Retype all of the data exactly as given.

--- Start of Provided records ---

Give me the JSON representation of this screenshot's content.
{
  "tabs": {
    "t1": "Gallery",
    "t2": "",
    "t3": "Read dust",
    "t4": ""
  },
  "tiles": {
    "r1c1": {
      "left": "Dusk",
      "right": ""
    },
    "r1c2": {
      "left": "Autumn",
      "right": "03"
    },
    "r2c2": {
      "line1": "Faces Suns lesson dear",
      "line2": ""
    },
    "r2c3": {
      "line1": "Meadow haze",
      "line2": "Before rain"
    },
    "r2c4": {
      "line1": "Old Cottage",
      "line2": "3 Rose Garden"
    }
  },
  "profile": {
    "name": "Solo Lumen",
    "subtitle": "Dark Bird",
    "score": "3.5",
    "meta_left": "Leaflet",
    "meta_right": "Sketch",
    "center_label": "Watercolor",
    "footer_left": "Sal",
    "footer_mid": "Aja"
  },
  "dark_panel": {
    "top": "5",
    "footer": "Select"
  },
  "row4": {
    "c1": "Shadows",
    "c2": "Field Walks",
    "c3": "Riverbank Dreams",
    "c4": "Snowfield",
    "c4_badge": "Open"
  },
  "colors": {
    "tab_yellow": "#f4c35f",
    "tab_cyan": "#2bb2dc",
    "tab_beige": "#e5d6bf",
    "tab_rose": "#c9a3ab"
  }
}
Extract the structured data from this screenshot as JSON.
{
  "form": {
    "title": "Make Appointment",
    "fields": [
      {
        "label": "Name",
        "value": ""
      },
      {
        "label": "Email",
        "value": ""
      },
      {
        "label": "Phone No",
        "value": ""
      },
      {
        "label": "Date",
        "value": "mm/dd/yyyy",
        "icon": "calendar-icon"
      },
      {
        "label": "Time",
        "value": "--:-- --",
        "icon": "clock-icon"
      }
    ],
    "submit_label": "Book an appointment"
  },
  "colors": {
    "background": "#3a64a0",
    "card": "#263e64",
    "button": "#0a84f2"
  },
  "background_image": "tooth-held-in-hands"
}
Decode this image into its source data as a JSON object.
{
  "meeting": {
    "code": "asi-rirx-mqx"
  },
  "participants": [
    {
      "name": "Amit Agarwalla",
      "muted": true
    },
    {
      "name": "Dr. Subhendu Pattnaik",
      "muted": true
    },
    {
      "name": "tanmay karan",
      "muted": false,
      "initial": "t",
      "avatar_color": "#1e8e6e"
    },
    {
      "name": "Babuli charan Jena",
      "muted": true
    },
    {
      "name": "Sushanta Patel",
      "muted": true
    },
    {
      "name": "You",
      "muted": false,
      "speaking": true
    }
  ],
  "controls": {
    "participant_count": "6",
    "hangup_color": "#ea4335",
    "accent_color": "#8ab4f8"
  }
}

--- End of Provided records ---

Response
Give me the JSON representation of this screenshot's content.
{
  "tabs": {
    "t1": "Gallery",
    "t2": "",
    "t3": "Read dust",
    "t4": ""
  },
  "tiles": {
    "r1c1": {
      "left": "Dusk",
      "right": ""
    },
    "r1c2": {
      "left": "Autumn",
      "right": "03"
    },
    "r2c2": {
      "line1": "Faces Suns lesson dear",
      "line2": ""
    },
    "r2c3": {
      "line1": "Meadow haze",
      "line2": "Before rain"
    },
    "r2c4": {
      "line1": "Old Cottage",
      "line2": "3 Rose Garden"
    }
  },
  "profile": {
    "name": "Solo Lumen",
    "subtitle": "Dark Bird",
    "score": "3.5",
    "meta_left": "Leaflet",
    "meta_right": "Sketch",
    "center_label": "Watercolor",
    "footer_left": "Sal",
    "footer_mid": "Aja"
  },
  "dark_panel": {
    "top": "5",
    "footer": "Select"
  },
  "row4": {
    "c1": "Shadows",
    "c2": "Field Walks",
    "c3": "Riverbank Dreams",
    "c4": "Snowfield",
    "c4_badge": "Open"
  },
  "colors": {
    "tab_yellow": "#f4c35f",
    "tab_cyan": "#2bb2dc",
    "tab_beige": "#e5d6bf",
    "tab_rose": "#c9a3ab"
  }
}
Extract the structured data from this screenshot as JSON.
{
  "form": {
    "title": "Make Appointment",
    "fields": [
      {
        "label": "Name",
        "value": ""
      },
      {
        "label": "Email",
        "value": ""
      },
      {
        "label": "Phone No",
        "value": ""
      },
      {
        "label": "Date",
        "value": "mm/dd/yyyy",
        "icon": "calendar-icon"
      },
      {
        "label": "Time",
        "value": "--:-- --",
        "icon": "clock-icon"
      }
    ],
    "submit_label": "Book an appointment"
  },
  "colors": {
    "background": "#3a64a0",
    "card": "#263e64",
    "button": "#0a84f2"
  },
  "background_image": "tooth-held-in-hands"
}
Decode this image into its source data as a JSON object.
{
  "meeting": {
    "code": "asi-rirx-mqx"
  },
  "participants": [
    {
      "name": "Amit Agarwalla",
      "muted": true
    },
    {
      "name": "Dr. Subhendu Pattnaik",
      "muted": true
    },
    {
      "name": "tanmay karan",
      "muted": false,
      "initial": "t",
      "avatar_color": "#1e8e6e"
    },
    {
      "name": "Babuli charan Jena",
      "muted": true
    },
    {
      "name": "Sushanta Patel",
      "muted": true
    },
    {
      "name": "You",
      "muted": false,
      "speaking": true
    }
  ],
  "controls": {
    "participant_count": "6",
    "hangup_color": "#ea4335",
    "accent_color": "#8ab4f8"
  }
}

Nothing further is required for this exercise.